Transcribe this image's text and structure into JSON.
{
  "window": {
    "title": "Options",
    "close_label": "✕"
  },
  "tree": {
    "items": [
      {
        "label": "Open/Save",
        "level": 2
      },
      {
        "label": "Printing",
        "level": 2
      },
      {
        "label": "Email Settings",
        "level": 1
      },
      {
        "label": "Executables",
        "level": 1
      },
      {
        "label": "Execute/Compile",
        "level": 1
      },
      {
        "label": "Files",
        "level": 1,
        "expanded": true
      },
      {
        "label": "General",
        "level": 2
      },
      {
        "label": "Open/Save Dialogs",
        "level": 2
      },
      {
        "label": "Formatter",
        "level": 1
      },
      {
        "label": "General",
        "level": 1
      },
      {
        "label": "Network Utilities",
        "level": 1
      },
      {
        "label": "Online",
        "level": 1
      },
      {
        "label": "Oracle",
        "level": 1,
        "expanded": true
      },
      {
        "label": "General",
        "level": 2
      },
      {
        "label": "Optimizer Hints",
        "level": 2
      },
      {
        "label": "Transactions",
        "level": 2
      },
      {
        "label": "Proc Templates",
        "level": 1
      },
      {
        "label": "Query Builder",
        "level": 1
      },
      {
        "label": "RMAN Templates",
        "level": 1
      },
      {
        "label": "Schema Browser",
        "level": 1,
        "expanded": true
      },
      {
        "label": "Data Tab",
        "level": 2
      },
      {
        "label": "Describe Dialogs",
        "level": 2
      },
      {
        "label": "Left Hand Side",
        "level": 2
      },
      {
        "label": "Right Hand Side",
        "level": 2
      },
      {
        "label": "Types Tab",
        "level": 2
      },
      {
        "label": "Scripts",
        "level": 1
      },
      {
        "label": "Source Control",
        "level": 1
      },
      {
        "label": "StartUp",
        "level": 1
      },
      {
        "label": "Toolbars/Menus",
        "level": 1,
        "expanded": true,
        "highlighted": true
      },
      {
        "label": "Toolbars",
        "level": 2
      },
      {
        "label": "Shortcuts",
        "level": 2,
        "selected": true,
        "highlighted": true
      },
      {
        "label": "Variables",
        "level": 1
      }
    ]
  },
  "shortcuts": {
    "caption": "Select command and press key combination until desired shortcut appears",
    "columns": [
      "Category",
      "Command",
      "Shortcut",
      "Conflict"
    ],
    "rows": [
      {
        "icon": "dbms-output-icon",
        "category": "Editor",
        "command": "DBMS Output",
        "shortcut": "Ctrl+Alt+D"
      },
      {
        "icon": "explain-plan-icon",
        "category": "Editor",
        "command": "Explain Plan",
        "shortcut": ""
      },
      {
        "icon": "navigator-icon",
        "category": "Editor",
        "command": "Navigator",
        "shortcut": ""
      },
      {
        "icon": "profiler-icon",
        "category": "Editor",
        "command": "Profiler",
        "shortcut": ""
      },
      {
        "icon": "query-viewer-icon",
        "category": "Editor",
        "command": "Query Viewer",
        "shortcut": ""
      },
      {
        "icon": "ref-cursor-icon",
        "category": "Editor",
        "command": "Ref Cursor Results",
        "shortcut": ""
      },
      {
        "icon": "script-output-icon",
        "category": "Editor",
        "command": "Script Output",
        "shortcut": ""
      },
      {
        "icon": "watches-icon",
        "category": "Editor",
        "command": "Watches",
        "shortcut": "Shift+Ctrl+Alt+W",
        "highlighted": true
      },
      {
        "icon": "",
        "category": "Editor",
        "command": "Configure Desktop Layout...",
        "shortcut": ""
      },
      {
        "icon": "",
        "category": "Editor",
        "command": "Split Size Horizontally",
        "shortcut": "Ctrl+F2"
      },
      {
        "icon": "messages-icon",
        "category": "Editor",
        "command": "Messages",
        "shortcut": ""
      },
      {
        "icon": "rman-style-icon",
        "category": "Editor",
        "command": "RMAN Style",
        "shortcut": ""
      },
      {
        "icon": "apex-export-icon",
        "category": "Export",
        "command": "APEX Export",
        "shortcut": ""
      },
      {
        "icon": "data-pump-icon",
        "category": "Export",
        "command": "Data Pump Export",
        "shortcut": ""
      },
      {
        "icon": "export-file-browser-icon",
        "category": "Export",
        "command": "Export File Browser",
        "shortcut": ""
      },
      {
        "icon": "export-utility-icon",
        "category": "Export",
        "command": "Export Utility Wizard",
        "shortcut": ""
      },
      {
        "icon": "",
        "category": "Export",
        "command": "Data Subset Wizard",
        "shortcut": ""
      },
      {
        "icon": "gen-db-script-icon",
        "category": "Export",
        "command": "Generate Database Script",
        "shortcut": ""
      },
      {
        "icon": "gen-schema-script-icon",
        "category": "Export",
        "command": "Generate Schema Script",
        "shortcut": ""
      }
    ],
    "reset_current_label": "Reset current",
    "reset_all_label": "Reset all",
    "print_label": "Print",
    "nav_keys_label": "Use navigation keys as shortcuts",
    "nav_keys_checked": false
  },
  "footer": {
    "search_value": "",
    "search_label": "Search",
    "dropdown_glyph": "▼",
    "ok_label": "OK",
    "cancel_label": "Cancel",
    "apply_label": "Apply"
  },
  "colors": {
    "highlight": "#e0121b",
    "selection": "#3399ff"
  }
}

- Exercise requirements -
Faithfully reproduce all of the records, character for character.

- Task answer -
Transcribe this image's text and structure into JSON.
{
  "window": {
    "title": "Options",
    "close_label": "✕"
  },
  "tree": {
    "items": [
      {
        "label": "Open/Save",
        "level": 2
      },
      {
        "label": "Printing",
        "level": 2
      },
      {
        "label": "Email Settings",
        "level": 1
      },
      {
        "label": "Executables",
        "level": 1
      },
      {
        "label": "Execute/Compile",
        "level": 1
      },
      {
        "label": "Files",
        "level": 1,
        "expanded": true
      },
      {
        "label": "General",
        "level": 2
      },
      {
        "label": "Open/Save Dialogs",
        "level": 2
      },
      {
        "label": "Formatter",
        "level": 1
      },
      {
        "label": "General",
        "level": 1
      },
      {
        "label": "Network Utilities",
        "level": 1
      },
      {
        "label": "Online",
        "level": 1
      },
      {
        "label": "Oracle",
        "level": 1,
        "expanded": true
      },
      {
        "label": "General",
        "level": 2
      },
      {
        "label": "Optimizer Hints",
        "level": 2
      },
      {
        "label": "Transactions",
        "level": 2
      },
      {
        "label": "Proc Templates",
        "level": 1
      },
      {
        "label": "Query Builder",
        "level": 1
      },
      {
        "label": "RMAN Templates",
        "level": 1
      },
      {
        "label": "Schema Browser",
        "level": 1,
        "expanded": true
      },
      {
        "label": "Data Tab",
        "level": 2
      },
      {
        "label": "Describe Dialogs",
        "level": 2
      },
      {
        "label": "Left Hand Side",
        "level": 2
      },
      {
        "label": "Right Hand Side",
        "level": 2
      },
      {
        "label": "Types Tab",
        "level": 2
      },
      {
        "label": "Scripts",
        "level": 1
      },
      {
        "label": "Source Control",
        "level": 1
      },
      {
        "label": "StartUp",
        "level": 1
      },
      {
        "label": "Toolbars/Menus",
        "level": 1,
        "expanded": true,
        "highlighted": true
      },
      {
        "label": "Toolbars",
        "level": 2
      },
      {
        "label": "Shortcuts",
        "level": 2,
        "selected": true,
        "highlighted": true
      },
      {
        "label": "Variables",
        "level": 1
      }
    ]
  },
  "shortcuts": {
    "caption": "Select command and press key combination until desired shortcut appears",
    "columns": [
      "Category",
      "Command",
      "Shortcut",
      "Conflict"
    ],
    "rows": [
      {
        "icon": "dbms-output-icon",
        "category": "Editor",
        "command": "DBMS Output",
        "shortcut": "Ctrl+Alt+D"
      },
      {
        "icon": "explain-plan-icon",
        "category": "Editor",
        "command": "Explain Plan",
        "shortcut": ""
      },
      {
        "icon": "navigator-icon",
        "category": "Editor",
        "command": "Navigator",
        "shortcut": ""
      },
      {
        "icon": "profiler-icon",
        "category": "Editor",
        "command": "Profiler",
        "shortcut": ""
      },
      {
        "icon": "query-viewer-icon",
        "category": "Editor",
        "command": "Query Viewer",
        "shortcut": ""
      },
      {
        "icon": "ref-cursor-icon",
        "category": "Editor",
        "command": "Ref Cursor Results",
        "shortcut": ""
      },
      {
        "icon": "script-output-icon",
        "category": "Editor",
        "command": "Script Output",
        "shortcut": ""
      },
      {
        "icon": "watches-icon",
        "category": "Editor",
        "command": "Watches",
        "shortcut": "Shift+Ctrl+Alt+W",
        "highlighted": true
      },
      {
        "icon": "",
        "category": "Editor",
        "command": "Configure Desktop Layout...",
        "shortcut": ""
      },
      {
        "icon": "",
        "category": "Editor",
        "command": "Split Size Horizontally",
        "shortcut": "Ctrl+F2"
      },
      {
        "icon": "messages-icon",
        "category": "Editor",
        "command": "Messages",
        "shortcut": ""
      },
      {
        "icon": "rman-style-icon",
        "category": "Editor",
        "command": "RMAN Style",
        "shortcut": ""
      },
      {
        "icon": "apex-export-icon",
        "category": "Export",
        "command": "APEX Export",
        "shortcut": ""
      },
      {
        "icon": "data-pump-icon",
        "category": "Export",
        "command": "Data Pump Export",
        "shortcut": ""
      },
      {
        "icon": "export-file-browser-icon",
        "category": "Export",
        "command": "Export File Browser",
        "shortcut": ""
      },
      {
        "icon": "export-utility-icon",
        "category": "Export",
        "command": "Export Utility Wizard",
        "shortcut": ""
      },
      {
        "icon": "",
        "category": "Export",
        "command": "Data Subset Wizard",
        "shortcut": ""
      },
      {
        "icon": "gen-db-script-icon",
        "category": "Export",
        "command": "Generate Database Script",
        "shortcut": ""
      },
      {
        "icon": "gen-schema-script-icon",
        "category": "Export",
        "command": "Generate Schema Script",
        "shortcut": ""
      }
    ],
    "reset_current_label": "Reset current",
    "reset_all_label": "Reset all",
    "print_label": "Print",
    "nav_keys_label": "Use navigation keys as shortcuts",
    "nav_keys_checked": false
  },
  "footer": {
    "search_value": "",
    "search_label": "Search",
    "dropdown_glyph": "▼",
    "ok_label": "OK",
    "cancel_label": "Cancel",
    "apply_label": "Apply"
  },
  "colors": {
    "highlight": "#e0121b",
    "selection": "#3399ff"
  }
}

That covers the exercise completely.